┌─ RECORDS FOR THE EXERCISE

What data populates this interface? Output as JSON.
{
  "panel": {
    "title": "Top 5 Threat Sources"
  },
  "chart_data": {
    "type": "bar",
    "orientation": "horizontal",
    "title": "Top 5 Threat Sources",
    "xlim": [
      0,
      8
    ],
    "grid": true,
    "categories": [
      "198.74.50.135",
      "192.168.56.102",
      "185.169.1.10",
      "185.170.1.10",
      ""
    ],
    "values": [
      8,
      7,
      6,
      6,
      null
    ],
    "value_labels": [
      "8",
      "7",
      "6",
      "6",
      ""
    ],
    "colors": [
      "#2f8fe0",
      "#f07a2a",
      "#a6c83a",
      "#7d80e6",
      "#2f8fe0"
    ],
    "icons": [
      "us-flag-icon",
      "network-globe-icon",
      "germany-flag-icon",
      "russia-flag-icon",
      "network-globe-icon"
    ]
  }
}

└─

Word for word, restate all of the data shown above.

What data populates this interface? Output as JSON.
{
  "panel": {
    "title": "Top 5 Threat Sources"
  },
  "chart_data": {
    "type": "bar",
    "orientation": "horizontal",
    "title": "Top 5 Threat Sources",
    "xlim": [
      0,
      8
    ],
    "grid": true,
    "categories": [
      "198.74.50.135",
      "192.168.56.102",
      "185.169.1.10",
      "185.170.1.10",
      ""
    ],
    "values": [
      8,
      7,
      6,
      6,
      null
    ],
    "value_labels": [
      "8",
      "7",
      "6",
      "6",
      ""
    ],
    "colors": [
      "#2f8fe0",
      "#f07a2a",
      "#a6c83a",
      "#7d80e6",
      "#2f8fe0"
    ],
    "icons": [
      "us-flag-icon",
      "network-globe-icon",
      "germany-flag-icon",
      "russia-flag-icon",
      "network-globe-icon"
    ]
  }
}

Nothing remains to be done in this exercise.